| Problem to work on |
Take every line that has the string "Carlos" and copy it out.

(Data extracted from a collection)
════════════════════
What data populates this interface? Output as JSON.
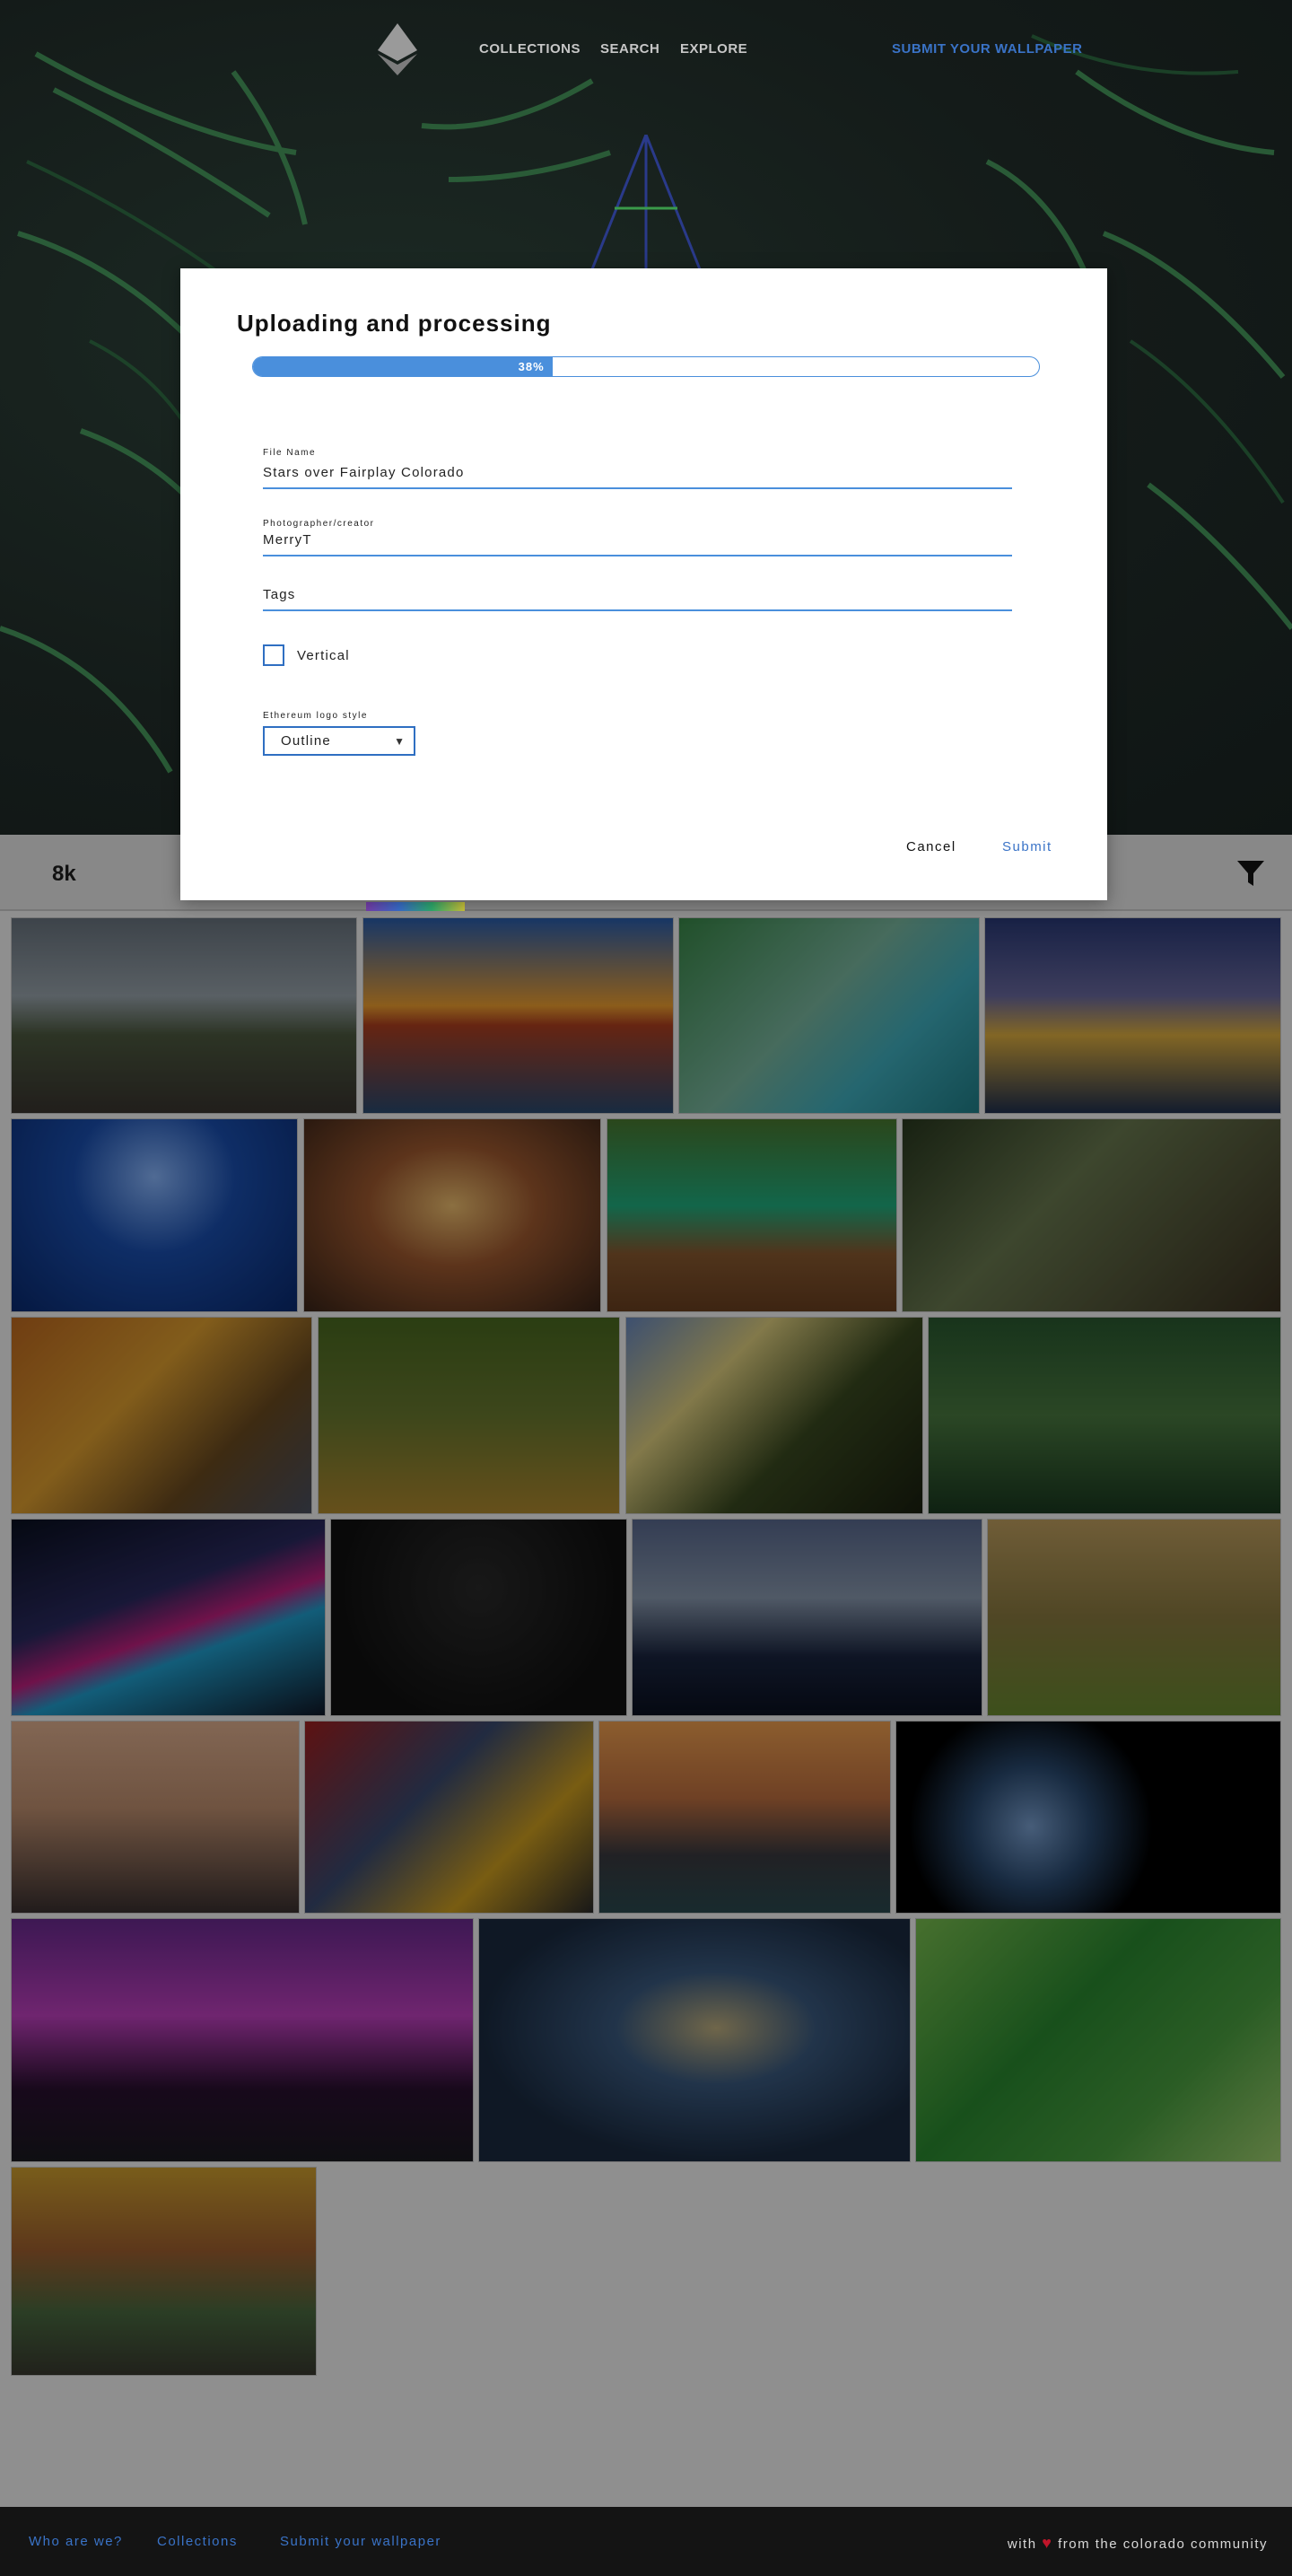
{
  "nav": {
    "links": [
      "COLLECTIONS",
      "SEARCH",
      "EXPLORE"
    ],
    "submit": "SUBMIT YOUR WALLPAPER"
  },
  "filterbar": {
    "count": "8k"
  },
  "modal": {
    "title": "Uploading and processing",
    "progress": {
      "percent": 38,
      "label": "38%"
    },
    "file_name": {
      "label": "File Name",
      "value": "Stars over Fairplay Colorado"
    },
    "photographer": {
      "label": "Photographer/creator",
      "value": "MerryT"
    },
    "tags": {
      "label": "",
      "placeholder": "Tags"
    },
    "vertical": {
      "label": "Vertical",
      "checked": false
    },
    "logo_style": {
      "label": "Ethereum logo style",
      "value": "Outline"
    },
    "cancel": "Cancel",
    "submit": "Submit"
  },
  "gallery": {
    "tiles": [
      {
        "name": "road-mountains-storm"
      },
      {
        "name": "golden-gate-sunset"
      },
      {
        "name": "tropical-boat-cliffs"
      },
      {
        "name": "sea-sunset-clouds"
      },
      {
        "name": "underwater-sun"
      },
      {
        "name": "sea-cave-sunset"
      },
      {
        "name": "green-lagoon-boardwalk"
      },
      {
        "name": "forest-waterfall"
      },
      {
        "name": "autumn-trees-road"
      },
      {
        "name": "tree-lined-path"
      },
      {
        "name": "sunlit-forest"
      },
      {
        "name": "misty-green-forest"
      },
      {
        "name": "abstract-color-waves"
      },
      {
        "name": "black-cat-blue-eyes"
      },
      {
        "name": "misty-hills-bird"
      },
      {
        "name": "lambs-meadow"
      },
      {
        "name": "blue-mosque"
      },
      {
        "name": "times-square"
      },
      {
        "name": "prague-bridges"
      },
      {
        "name": "earth-moon-space"
      },
      {
        "name": "bridge-night-purple"
      },
      {
        "name": "galaxy"
      },
      {
        "name": "pine-needles-dew"
      },
      {
        "name": "autumn-mill"
      }
    ]
  },
  "footer": {
    "links": [
      "Who are we?",
      "Collections",
      "Submit your wallpaper"
    ],
    "credit_pre": "with",
    "credit_post": "from the colorado community"
  },
  "colors": {
    "accent": "#4a8fdc",
    "link_blue": "#3a73c7",
    "heart": "#c0152a"
  }
}
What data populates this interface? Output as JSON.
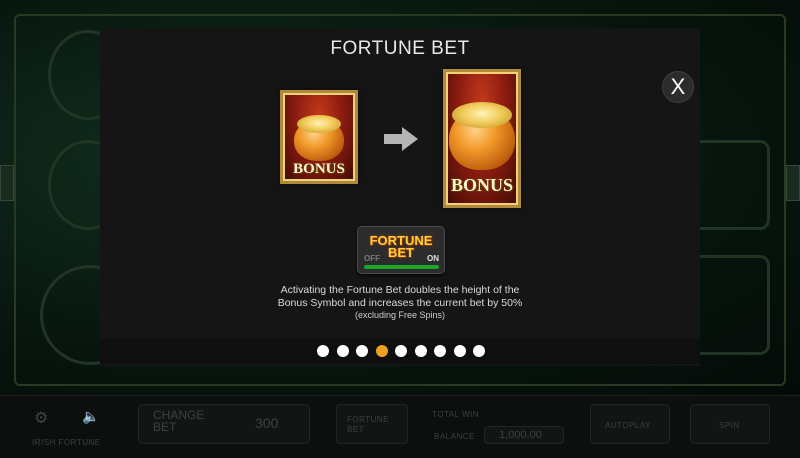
{
  "modal": {
    "title": "FORTUNE BET",
    "close_label": "X",
    "card_small_label": "BONUS",
    "card_large_label": "BONUS",
    "toggle": {
      "line1": "FORTUNE",
      "line2": "BET",
      "off_label": "OFF",
      "on_label": "ON",
      "state": "on"
    },
    "description": {
      "line1": "Activating the Fortune Bet doubles the height of the",
      "line2": "Bonus Symbol and increases the current bet by 50%",
      "line3": "(excluding Free Spins)"
    },
    "pagination": {
      "total": 9,
      "active_index": 3
    }
  },
  "bottom_bar": {
    "game_name": "IRISH FORTUNE",
    "change_bet_label": "CHANGE\nBET",
    "bet_value": "300",
    "fortune_bet_label": "FORTUNE\nBET",
    "total_win_label": "TOTAL WIN",
    "balance_label": "BALANCE",
    "balance_value": "1,000.00",
    "autoplay_label": "AUTOPLAY",
    "spin_label": "SPIN"
  },
  "colors": {
    "accent_dot": "#f0a020",
    "toggle_on_bar": "#1aa82a",
    "title_text": "#e8e8e8"
  }
}
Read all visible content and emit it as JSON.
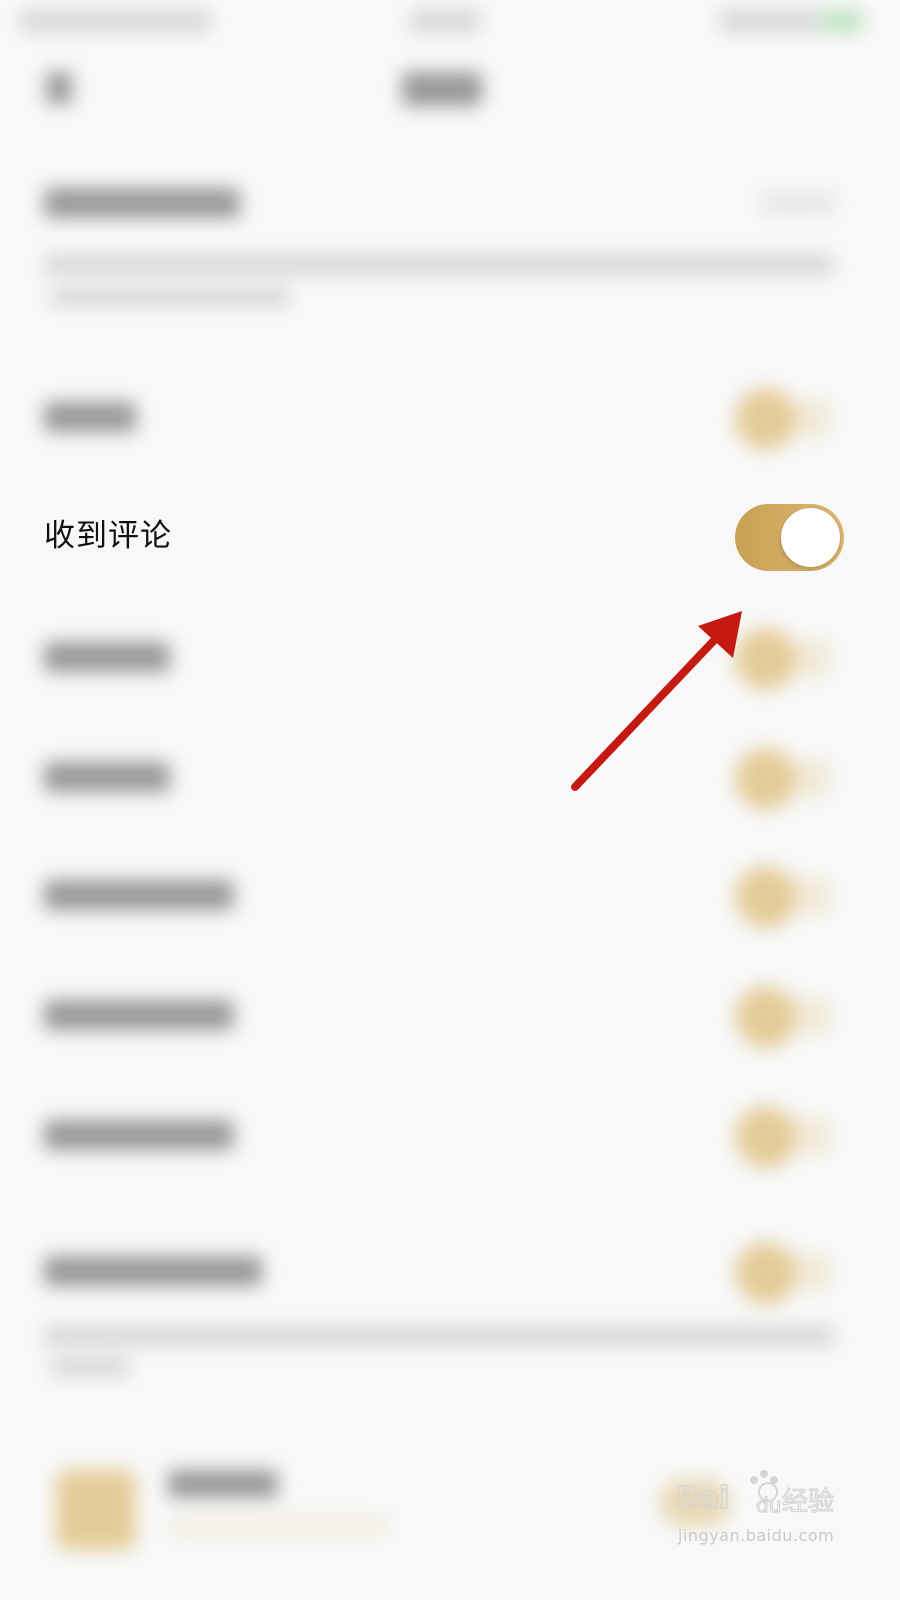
{
  "row": {
    "label": "收到评论",
    "toggle_state": "on"
  },
  "colors": {
    "toggle_on": "#d0aa5e",
    "arrow": "#c41a12",
    "background": "#f8f8f8"
  },
  "watermark": {
    "logo": "Bai du 经验",
    "url": "jingyan.baidu.com"
  }
}
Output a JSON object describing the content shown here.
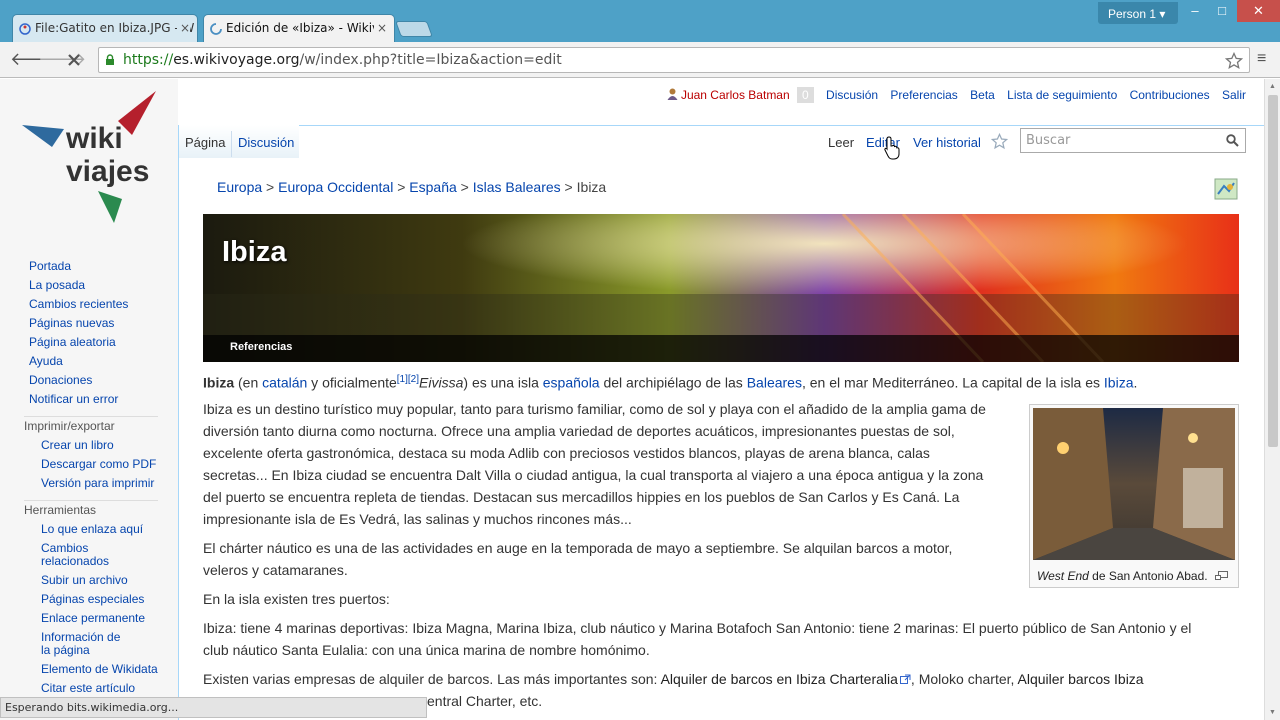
{
  "browser": {
    "tabs": [
      {
        "title": "File:Gatito en Ibiza.JPG - W",
        "close": "×"
      },
      {
        "title": "Edición de «Ibiza» - Wikivi",
        "close": "×"
      }
    ],
    "profile": "Person 1",
    "window_controls": {
      "minimize": "–",
      "maximize": "□",
      "close": "✕"
    },
    "url_scheme": "https://",
    "url_host": "es.wikivoyage.org",
    "url_path": "/w/index.php?title=Ibiza&action=edit",
    "status": "Esperando bits.wikimedia.org..."
  },
  "site": {
    "logo_text_1": "wiki",
    "logo_text_2": "viajes"
  },
  "userbar": {
    "user": "Juan Carlos Batman",
    "notifications": "0",
    "links": [
      "Discusión",
      "Preferencias",
      "Beta",
      "Lista de seguimiento",
      "Contribuciones",
      "Salir"
    ]
  },
  "page_tabs": {
    "left": [
      "Página",
      "Discusión"
    ],
    "right": [
      "Leer",
      "Editar",
      "Ver historial"
    ],
    "search_placeholder": "Buscar"
  },
  "sidebar": {
    "nav": [
      "Portada",
      "La posada",
      "Cambios recientes",
      "Páginas nuevas",
      "Página aleatoria",
      "Ayuda",
      "Donaciones",
      "Notificar un error"
    ],
    "print_heading": "Imprimir/exportar",
    "print": [
      "Crear un libro",
      "Descargar como PDF",
      "Versión para imprimir"
    ],
    "tools_heading": "Herramientas",
    "tools": [
      "Lo que enlaza aquí",
      "Cambios relacionados",
      "Subir un archivo",
      "Páginas especiales",
      "Enlace permanente",
      "Información de la página",
      "Elemento de Wikidata",
      "Citar este artículo"
    ]
  },
  "breadcrumb": {
    "links": [
      "Europa",
      "Europa Occidental",
      "España",
      "Islas Baleares"
    ],
    "sep": " > ",
    "current": "Ibiza"
  },
  "banner": {
    "title": "Ibiza",
    "refs": "Referencias"
  },
  "article": {
    "p1": {
      "bold": "Ibiza",
      "t1": " (en ",
      "l1": "catalán",
      "t2": " y oficialmente",
      "refs": "[1][2]",
      "italic": "Eivissa",
      "t3": ") es una isla ",
      "l2": "española",
      "t4": " del archipiélago de las ",
      "l3": "Baleares",
      "t5": ", en el mar Mediterráneo. La capital de la isla es ",
      "l4": "Ibiza",
      "t6": "."
    },
    "p2": [
      "Ibiza es un destino turístico muy popular, tanto para turismo familiar, como de sol y playa con el añadido de la amplia gama de",
      "diversión tanto diurna como nocturna. Ofrece una amplia variedad de deportes acuáticos, impresionantes puestas de sol,",
      "excelente oferta gastronómica, destaca su moda Adlib con preciosos vestidos blancos, playas de arena blanca, calas",
      "secretas... En Ibiza ciudad se encuentra Dalt Villa o ciudad antigua, la cual transporta al viajero a una época antigua y la zona",
      "del puerto se encuentra repleta de tiendas. Destacan sus mercadillos hippies en los pueblos de San Carlos y Es Caná. La",
      "impresionante isla de Es Vedrá, las salinas y muchos rincones más..."
    ],
    "p3": [
      "El chárter náutico es una de las actividades en auge en la temporada de mayo a septiembre. Se alquilan barcos a motor,",
      "veleros y catamaranes."
    ],
    "p4": "En la isla existen tres puertos:",
    "p5": [
      "Ibiza: tiene 4 marinas deportivas: Ibiza Magna, Marina Ibiza, club náutico y Marina Botafoch San Antonio: tiene 2 marinas: El puerto público de San Antonio y el",
      "club náutico Santa Eulalia: con una única marina de nombre homónimo."
    ],
    "p6a": "Existen varias empresas de alquiler de barcos. Las más importantes son: ",
    "p6l1": "Alquiler de barcos en Ibiza Charteralia",
    "p6b": ", Moloko charter, ",
    "p6l2": "Alquiler barcos Ibiza",
    "p6c": "entral Charter, etc."
  },
  "thumbnail": {
    "caption_italic": "West End",
    "caption_rest": " de San Antonio Abad."
  }
}
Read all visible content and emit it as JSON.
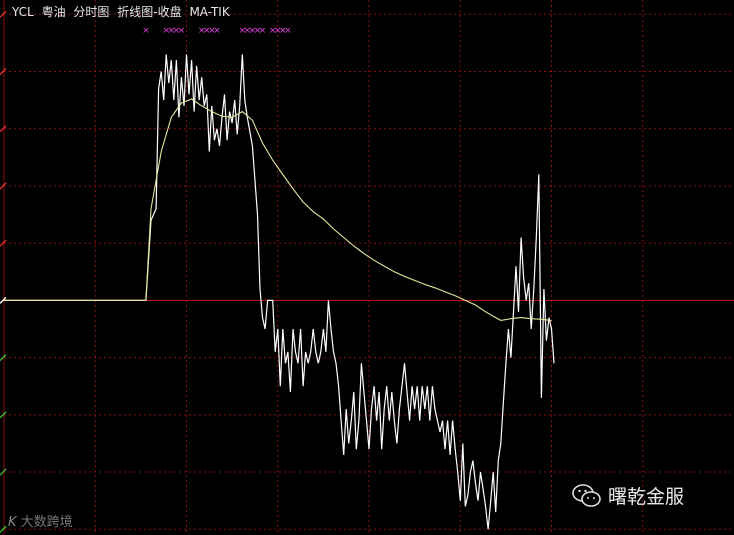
════════════════════
| Task solution |
    "user": "Juan Carlos Batman",
      "del puerto se encuentra repleta de tiendas. Destacan sus mercadillos hippies en los pueblos de San Carlos y Es Caná. La",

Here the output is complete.